Extract each line from the entries below that has the string "time" in it.

(Dataset excerpt)
[START]

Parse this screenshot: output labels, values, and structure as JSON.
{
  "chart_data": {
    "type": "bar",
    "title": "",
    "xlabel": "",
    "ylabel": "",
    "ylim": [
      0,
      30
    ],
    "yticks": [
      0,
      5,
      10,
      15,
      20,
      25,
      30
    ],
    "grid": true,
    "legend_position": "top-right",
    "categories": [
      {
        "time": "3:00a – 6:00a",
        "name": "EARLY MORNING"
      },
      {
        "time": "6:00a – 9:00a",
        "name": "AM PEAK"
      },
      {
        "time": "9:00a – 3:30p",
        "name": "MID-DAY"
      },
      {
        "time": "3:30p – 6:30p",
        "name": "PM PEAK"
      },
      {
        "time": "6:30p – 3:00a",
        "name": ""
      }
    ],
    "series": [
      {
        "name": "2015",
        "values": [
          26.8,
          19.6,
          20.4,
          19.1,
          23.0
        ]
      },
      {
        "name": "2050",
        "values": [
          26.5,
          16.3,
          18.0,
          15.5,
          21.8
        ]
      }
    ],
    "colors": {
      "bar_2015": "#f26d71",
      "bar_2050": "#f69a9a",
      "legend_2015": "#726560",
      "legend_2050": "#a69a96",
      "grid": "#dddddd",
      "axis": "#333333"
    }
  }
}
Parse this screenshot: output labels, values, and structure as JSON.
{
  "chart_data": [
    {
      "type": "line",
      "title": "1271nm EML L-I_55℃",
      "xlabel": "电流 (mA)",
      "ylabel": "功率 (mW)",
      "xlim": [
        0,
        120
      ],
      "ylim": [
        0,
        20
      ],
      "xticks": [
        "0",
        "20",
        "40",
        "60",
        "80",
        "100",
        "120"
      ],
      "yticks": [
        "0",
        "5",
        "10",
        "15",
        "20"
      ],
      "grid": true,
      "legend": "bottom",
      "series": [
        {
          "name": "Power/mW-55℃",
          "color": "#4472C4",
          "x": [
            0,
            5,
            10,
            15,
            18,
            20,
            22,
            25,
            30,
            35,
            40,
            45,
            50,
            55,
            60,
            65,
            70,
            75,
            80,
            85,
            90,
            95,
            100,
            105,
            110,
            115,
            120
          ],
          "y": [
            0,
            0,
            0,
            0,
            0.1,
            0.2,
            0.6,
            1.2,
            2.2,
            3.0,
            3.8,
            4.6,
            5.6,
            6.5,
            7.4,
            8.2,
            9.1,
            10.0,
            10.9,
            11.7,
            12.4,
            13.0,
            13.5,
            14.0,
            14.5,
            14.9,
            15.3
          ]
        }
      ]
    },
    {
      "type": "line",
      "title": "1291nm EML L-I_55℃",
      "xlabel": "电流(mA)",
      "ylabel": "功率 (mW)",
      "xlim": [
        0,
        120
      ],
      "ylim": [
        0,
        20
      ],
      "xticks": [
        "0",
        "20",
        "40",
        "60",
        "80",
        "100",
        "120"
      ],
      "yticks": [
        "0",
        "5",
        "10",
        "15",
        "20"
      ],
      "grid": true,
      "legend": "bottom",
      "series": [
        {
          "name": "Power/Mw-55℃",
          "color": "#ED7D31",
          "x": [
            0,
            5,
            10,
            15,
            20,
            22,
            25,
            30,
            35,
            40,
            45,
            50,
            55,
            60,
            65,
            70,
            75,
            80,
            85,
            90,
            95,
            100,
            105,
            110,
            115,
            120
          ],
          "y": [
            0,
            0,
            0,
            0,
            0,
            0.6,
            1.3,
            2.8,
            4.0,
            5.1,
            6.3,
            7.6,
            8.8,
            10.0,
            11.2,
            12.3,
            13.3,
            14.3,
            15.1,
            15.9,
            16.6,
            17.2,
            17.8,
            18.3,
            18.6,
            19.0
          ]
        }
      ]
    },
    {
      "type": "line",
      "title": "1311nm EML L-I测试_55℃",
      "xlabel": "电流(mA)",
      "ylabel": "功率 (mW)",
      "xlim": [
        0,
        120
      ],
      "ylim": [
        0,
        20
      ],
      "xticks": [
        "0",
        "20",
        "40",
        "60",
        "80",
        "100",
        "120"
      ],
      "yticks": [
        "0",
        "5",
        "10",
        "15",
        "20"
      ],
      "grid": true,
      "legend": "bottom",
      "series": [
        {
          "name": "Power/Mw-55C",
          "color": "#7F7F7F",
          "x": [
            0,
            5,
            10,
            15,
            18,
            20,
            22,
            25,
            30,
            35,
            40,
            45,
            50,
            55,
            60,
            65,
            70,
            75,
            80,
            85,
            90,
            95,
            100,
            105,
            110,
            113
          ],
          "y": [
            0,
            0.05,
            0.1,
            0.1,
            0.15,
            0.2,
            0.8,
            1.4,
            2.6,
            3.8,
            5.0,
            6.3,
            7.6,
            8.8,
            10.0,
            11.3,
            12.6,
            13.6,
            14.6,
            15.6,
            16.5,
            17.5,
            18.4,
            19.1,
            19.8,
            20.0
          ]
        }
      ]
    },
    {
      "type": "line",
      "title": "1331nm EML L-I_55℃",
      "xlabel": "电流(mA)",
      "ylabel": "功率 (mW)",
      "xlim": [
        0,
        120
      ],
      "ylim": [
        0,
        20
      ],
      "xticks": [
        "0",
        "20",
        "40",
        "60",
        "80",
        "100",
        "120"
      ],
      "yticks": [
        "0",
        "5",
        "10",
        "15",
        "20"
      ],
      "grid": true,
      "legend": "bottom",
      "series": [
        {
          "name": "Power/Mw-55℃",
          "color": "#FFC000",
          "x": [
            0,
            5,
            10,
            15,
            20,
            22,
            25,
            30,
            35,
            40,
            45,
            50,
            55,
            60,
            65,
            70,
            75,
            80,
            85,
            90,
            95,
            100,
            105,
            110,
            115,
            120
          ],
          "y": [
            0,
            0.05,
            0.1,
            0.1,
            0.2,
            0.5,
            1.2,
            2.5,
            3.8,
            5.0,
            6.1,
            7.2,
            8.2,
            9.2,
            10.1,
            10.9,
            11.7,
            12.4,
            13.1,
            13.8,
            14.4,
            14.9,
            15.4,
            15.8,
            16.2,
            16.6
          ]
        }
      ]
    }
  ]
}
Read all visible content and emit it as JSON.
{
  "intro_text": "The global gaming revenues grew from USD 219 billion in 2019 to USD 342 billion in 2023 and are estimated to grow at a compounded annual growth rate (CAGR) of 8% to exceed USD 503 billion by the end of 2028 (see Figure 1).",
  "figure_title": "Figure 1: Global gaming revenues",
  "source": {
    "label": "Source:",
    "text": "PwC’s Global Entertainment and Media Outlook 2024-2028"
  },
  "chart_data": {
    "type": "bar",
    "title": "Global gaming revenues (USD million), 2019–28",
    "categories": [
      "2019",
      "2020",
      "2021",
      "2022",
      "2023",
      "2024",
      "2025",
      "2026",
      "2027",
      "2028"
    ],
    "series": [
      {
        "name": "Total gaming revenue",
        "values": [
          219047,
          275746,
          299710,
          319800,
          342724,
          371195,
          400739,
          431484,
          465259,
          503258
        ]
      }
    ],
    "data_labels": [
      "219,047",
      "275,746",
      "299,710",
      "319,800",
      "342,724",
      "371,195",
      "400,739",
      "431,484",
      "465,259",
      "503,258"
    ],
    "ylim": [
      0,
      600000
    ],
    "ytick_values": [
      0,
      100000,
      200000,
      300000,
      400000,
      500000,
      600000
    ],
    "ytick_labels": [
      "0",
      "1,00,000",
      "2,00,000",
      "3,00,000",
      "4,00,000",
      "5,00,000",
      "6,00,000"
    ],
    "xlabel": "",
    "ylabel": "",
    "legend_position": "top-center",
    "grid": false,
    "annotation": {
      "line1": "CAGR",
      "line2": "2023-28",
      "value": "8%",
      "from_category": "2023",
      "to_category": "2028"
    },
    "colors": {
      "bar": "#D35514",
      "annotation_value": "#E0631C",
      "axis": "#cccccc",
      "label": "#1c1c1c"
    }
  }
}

[END]

### Exercise solution
        "time": "3:00a – 6:00a",
        "time": "6:00a – 9:00a",
        "time": "9:00a – 3:30p",
        "time": "3:30p – 6:30p",
        "time": "6:30p – 3:00a",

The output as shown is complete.